• [Do this]: Would you restate all the data that follows, word for word?

..............................

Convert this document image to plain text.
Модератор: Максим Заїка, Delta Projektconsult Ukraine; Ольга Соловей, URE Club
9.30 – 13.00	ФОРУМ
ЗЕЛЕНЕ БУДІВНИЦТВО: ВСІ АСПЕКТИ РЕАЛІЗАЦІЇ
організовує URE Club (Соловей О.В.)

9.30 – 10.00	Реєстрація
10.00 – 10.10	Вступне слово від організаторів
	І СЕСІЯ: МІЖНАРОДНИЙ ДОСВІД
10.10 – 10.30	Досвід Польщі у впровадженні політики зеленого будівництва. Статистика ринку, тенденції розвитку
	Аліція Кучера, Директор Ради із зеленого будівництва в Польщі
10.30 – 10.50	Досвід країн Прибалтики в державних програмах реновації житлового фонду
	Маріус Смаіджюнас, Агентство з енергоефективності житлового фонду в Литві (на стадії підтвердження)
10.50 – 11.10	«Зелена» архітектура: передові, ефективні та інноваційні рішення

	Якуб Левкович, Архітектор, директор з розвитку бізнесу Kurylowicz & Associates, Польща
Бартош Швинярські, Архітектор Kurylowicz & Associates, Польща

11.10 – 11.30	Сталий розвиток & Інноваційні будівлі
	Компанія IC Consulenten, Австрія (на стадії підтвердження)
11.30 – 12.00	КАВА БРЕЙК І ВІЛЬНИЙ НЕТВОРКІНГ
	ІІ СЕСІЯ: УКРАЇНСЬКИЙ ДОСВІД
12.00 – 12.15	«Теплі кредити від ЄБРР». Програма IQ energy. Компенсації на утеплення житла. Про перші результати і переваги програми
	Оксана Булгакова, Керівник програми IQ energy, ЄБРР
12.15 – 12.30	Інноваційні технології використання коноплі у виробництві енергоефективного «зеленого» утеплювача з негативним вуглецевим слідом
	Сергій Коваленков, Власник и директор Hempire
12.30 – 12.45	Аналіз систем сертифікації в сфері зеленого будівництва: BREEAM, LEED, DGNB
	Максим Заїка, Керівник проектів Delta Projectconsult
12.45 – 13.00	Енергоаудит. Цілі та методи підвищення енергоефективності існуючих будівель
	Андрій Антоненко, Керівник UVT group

..............................

• [Answer to the problem]:
Convert this document image to plain text.
Модератор: Максим Заїка, Delta Projektconsult Ukraine; Ольга Соловей, URE Club
9.30 – 13.00	ФОРУМ
ЗЕЛЕНЕ БУДІВНИЦТВО: ВСІ АСПЕКТИ РЕАЛІЗАЦІЇ
організовує URE Club (Соловей О.В.)

9.30 – 10.00	Реєстрація
10.00 – 10.10	Вступне слово від організаторів
	І СЕСІЯ: МІЖНАРОДНИЙ ДОСВІД
10.10 – 10.30	Досвід Польщі у впровадженні політики зеленого будівництва. Статистика ринку, тенденції розвитку
	Аліція Кучера, Директор Ради із зеленого будівництва в Польщі
10.30 – 10.50	Досвід країн Прибалтики в державних програмах реновації житлового фонду
	Маріус Смаіджюнас, Агентство з енергоефективності житлового фонду в Литві (на стадії підтвердження)
10.50 – 11.10	«Зелена» архітектура: передові, ефективні та інноваційні рішення

	Якуб Левкович, Архітектор, директор з розвитку бізнесу Kurylowicz & Associates, Польща
Бартош Швинярські, Архітектор Kurylowicz & Associates, Польща

11.10 – 11.30	Сталий розвиток & Інноваційні будівлі
	Компанія IC Consulenten, Австрія (на стадії підтвердження)
11.30 – 12.00	КАВА БРЕЙК І ВІЛЬНИЙ НЕТВОРКІНГ
	ІІ СЕСІЯ: УКРАЇНСЬКИЙ ДОСВІД
12.00 – 12.15	«Теплі кредити від ЄБРР». Програма IQ energy. Компенсації на утеплення житла. Про перші результати і переваги програми
	Оксана Булгакова, Керівник програми IQ energy, ЄБРР
12.15 – 12.30	Інноваційні технології використання коноплі у виробництві енергоефективного «зеленого» утеплювача з негативним вуглецевим слідом
	Сергій Коваленков, Власник и директор Hempire
12.30 – 12.45	Аналіз систем сертифікації в сфері зеленого будівництва: BREEAM, LEED, DGNB
	Максим Заїка, Керівник проектів Delta Projectconsult
12.45 – 13.00	Енергоаудит. Цілі та методи підвищення енергоефективності існуючих будівель
	Андрій Антоненко, Керівник UVT group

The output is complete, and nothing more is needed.